_Source records:_

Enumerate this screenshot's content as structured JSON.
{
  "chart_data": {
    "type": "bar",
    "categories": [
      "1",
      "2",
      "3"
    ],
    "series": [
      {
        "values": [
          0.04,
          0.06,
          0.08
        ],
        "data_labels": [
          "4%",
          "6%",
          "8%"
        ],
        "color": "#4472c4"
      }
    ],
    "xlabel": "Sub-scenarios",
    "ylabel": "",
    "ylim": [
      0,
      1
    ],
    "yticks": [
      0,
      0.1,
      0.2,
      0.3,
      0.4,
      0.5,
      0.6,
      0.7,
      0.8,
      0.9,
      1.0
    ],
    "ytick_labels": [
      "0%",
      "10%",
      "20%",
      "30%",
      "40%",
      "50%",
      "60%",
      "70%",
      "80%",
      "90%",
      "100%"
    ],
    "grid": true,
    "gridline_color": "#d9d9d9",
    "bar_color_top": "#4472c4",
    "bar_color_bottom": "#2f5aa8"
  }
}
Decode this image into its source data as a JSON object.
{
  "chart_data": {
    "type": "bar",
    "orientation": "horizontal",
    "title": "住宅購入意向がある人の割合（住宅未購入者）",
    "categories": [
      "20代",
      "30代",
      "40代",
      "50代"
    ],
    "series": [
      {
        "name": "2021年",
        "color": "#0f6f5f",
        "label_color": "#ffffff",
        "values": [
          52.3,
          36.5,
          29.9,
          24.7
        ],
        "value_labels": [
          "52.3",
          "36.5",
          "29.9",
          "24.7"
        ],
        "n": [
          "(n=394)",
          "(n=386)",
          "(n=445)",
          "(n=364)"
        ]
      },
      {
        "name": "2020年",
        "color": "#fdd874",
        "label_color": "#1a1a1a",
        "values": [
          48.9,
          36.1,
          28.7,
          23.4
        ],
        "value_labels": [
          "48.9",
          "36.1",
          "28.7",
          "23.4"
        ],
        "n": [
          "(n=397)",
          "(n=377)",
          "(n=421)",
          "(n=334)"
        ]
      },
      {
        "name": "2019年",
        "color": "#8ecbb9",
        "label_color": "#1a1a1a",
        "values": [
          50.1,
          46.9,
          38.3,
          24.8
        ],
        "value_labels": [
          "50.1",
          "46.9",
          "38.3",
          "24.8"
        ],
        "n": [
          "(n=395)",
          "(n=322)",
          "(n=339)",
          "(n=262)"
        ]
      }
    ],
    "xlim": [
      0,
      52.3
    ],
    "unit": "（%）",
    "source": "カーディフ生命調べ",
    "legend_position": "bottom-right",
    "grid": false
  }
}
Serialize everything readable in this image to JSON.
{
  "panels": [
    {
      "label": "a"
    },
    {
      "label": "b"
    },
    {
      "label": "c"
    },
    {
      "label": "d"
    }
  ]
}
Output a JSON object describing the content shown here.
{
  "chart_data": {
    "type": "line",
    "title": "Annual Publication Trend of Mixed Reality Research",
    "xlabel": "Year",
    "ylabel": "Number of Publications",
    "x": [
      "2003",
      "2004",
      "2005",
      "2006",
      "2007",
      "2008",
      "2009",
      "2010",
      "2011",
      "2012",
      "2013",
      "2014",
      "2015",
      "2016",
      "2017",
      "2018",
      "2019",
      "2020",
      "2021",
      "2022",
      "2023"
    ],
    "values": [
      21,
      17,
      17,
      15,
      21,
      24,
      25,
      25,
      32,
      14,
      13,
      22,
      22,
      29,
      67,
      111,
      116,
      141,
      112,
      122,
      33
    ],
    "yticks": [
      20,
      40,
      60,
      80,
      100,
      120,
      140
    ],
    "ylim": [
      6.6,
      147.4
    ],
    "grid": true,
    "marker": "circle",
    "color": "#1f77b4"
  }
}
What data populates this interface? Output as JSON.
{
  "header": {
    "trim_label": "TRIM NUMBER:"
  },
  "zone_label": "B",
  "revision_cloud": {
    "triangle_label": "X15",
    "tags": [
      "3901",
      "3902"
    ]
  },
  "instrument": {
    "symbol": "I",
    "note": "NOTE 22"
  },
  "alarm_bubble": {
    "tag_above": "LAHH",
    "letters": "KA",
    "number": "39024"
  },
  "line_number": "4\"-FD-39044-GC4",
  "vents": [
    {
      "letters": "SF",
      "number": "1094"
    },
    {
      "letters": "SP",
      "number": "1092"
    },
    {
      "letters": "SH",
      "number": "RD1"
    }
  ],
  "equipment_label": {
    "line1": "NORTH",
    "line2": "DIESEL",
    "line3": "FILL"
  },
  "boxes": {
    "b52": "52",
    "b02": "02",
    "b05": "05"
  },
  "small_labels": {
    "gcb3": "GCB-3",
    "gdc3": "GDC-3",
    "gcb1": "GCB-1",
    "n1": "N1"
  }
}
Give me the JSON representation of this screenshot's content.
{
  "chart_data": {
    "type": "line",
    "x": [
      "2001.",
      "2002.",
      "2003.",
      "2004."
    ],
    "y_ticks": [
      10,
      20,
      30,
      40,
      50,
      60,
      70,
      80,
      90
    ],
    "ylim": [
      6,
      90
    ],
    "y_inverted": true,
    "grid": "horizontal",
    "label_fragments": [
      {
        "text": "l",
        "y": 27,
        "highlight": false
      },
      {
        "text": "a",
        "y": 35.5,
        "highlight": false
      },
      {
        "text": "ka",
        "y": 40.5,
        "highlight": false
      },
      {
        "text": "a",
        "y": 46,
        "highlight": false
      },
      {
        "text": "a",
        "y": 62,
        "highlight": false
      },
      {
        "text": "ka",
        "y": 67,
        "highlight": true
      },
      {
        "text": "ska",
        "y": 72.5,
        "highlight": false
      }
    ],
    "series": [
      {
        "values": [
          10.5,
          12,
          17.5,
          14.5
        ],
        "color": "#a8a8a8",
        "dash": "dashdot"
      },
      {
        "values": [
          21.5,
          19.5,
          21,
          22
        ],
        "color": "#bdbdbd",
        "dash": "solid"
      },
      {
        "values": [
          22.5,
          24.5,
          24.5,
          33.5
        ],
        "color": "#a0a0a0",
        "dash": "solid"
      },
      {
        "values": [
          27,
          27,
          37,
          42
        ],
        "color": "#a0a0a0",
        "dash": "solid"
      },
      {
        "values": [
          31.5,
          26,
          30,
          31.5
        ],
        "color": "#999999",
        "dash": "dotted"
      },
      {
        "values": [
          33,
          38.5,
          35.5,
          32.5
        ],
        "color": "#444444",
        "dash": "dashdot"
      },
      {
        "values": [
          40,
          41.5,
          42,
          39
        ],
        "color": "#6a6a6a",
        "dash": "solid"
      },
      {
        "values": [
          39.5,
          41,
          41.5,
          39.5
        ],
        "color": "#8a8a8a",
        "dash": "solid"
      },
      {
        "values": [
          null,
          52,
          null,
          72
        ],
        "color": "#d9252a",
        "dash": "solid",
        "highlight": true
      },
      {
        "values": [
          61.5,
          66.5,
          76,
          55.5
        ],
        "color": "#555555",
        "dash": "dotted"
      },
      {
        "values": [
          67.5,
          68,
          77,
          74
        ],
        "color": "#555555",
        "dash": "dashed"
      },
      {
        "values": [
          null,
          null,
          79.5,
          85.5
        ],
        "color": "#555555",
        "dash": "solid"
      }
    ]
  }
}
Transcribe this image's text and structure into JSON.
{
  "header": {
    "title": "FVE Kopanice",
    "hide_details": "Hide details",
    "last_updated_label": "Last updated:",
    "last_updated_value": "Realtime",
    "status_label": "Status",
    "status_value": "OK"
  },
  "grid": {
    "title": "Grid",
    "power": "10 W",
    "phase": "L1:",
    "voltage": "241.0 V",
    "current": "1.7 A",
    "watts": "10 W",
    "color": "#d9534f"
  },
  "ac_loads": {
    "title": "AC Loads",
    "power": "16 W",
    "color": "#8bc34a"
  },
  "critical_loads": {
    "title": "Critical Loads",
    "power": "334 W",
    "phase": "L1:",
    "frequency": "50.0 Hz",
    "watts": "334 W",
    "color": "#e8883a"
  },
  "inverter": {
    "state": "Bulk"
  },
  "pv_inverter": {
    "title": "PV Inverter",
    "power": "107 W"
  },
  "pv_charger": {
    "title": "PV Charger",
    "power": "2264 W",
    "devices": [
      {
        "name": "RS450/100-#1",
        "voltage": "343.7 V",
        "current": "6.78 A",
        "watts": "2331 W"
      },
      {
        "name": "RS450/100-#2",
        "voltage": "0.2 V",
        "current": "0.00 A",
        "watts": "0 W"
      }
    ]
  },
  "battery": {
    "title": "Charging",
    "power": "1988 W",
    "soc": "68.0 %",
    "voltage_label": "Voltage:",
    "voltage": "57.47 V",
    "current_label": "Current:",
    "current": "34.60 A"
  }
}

_Given exercise:_ Say how many lines contain "into", and give nothing but that number.

_Answer:_ 2